§ **Directions**:
The exercise asks for every line of the data to be reproduced exactly.

§ **Supplied records**:
╔══

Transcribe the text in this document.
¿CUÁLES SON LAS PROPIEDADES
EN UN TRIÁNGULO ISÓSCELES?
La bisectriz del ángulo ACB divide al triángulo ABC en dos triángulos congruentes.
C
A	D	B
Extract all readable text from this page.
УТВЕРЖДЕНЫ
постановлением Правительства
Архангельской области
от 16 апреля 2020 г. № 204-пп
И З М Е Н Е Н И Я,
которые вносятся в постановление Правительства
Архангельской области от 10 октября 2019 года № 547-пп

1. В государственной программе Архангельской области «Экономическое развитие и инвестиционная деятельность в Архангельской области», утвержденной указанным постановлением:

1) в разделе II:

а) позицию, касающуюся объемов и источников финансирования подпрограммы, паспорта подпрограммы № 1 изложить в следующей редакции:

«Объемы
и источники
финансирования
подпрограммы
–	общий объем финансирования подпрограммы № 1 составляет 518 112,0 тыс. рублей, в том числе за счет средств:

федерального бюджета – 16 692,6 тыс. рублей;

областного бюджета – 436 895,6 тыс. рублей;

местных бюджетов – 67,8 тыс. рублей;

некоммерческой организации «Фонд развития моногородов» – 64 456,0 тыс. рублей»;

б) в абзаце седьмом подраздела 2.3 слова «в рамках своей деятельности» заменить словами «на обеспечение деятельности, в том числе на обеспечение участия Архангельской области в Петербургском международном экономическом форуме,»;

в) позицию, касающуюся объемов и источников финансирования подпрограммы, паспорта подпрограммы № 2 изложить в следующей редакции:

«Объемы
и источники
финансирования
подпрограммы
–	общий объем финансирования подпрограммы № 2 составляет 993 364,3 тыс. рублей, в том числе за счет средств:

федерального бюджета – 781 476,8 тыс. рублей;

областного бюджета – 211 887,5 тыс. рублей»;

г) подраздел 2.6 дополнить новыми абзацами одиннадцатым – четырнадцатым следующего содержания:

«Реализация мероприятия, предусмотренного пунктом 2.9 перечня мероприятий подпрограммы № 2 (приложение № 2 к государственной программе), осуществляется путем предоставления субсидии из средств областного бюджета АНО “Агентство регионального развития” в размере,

╚══

§ **Result of the task**:
Transcribe the text in this document.
¿CUÁLES SON LAS PROPIEDADES
EN UN TRIÁNGULO ISÓSCELES?
La bisectriz del ángulo ACB divide al triángulo ABC en dos triángulos congruentes.
C
A	D	B
Extract all readable text from this page.
УТВЕРЖДЕНЫ
постановлением Правительства
Архангельской области
от 16 апреля 2020 г. № 204-пп
И З М Е Н Е Н И Я,
которые вносятся в постановление Правительства
Архангельской области от 10 октября 2019 года № 547-пп

1. В государственной программе Архангельской области «Экономическое развитие и инвестиционная деятельность в Архангельской области», утвержденной указанным постановлением:

1) в разделе II:

а) позицию, касающуюся объемов и источников финансирования подпрограммы, паспорта подпрограммы № 1 изложить в следующей редакции:

«Объемы
и источники
финансирования
подпрограммы
–	общий объем финансирования подпрограммы № 1 составляет 518 112,0 тыс. рублей, в том числе за счет средств:

федерального бюджета – 16 692,6 тыс. рублей;

областного бюджета – 436 895,6 тыс. рублей;

местных бюджетов – 67,8 тыс. рублей;

некоммерческой организации «Фонд развития моногородов» – 64 456,0 тыс. рублей»;

б) в абзаце седьмом подраздела 2.3 слова «в рамках своей деятельности» заменить словами «на обеспечение деятельности, в том числе на обеспечение участия Архангельской области в Петербургском международном экономическом форуме,»;

в) позицию, касающуюся объемов и источников финансирования подпрограммы, паспорта подпрограммы № 2 изложить в следующей редакции:

«Объемы
и источники
финансирования
подпрограммы
–	общий объем финансирования подпрограммы № 2 составляет 993 364,3 тыс. рублей, в том числе за счет средств:

федерального бюджета – 781 476,8 тыс. рублей;

областного бюджета – 211 887,5 тыс. рублей»;

г) подраздел 2.6 дополнить новыми абзацами одиннадцатым – четырнадцатым следующего содержания:

«Реализация мероприятия, предусмотренного пунктом 2.9 перечня мероприятий подпрограммы № 2 (приложение № 2 к государственной программе), осуществляется путем предоставления субсидии из средств областного бюджета АНО “Агентство регионального развития” в размере,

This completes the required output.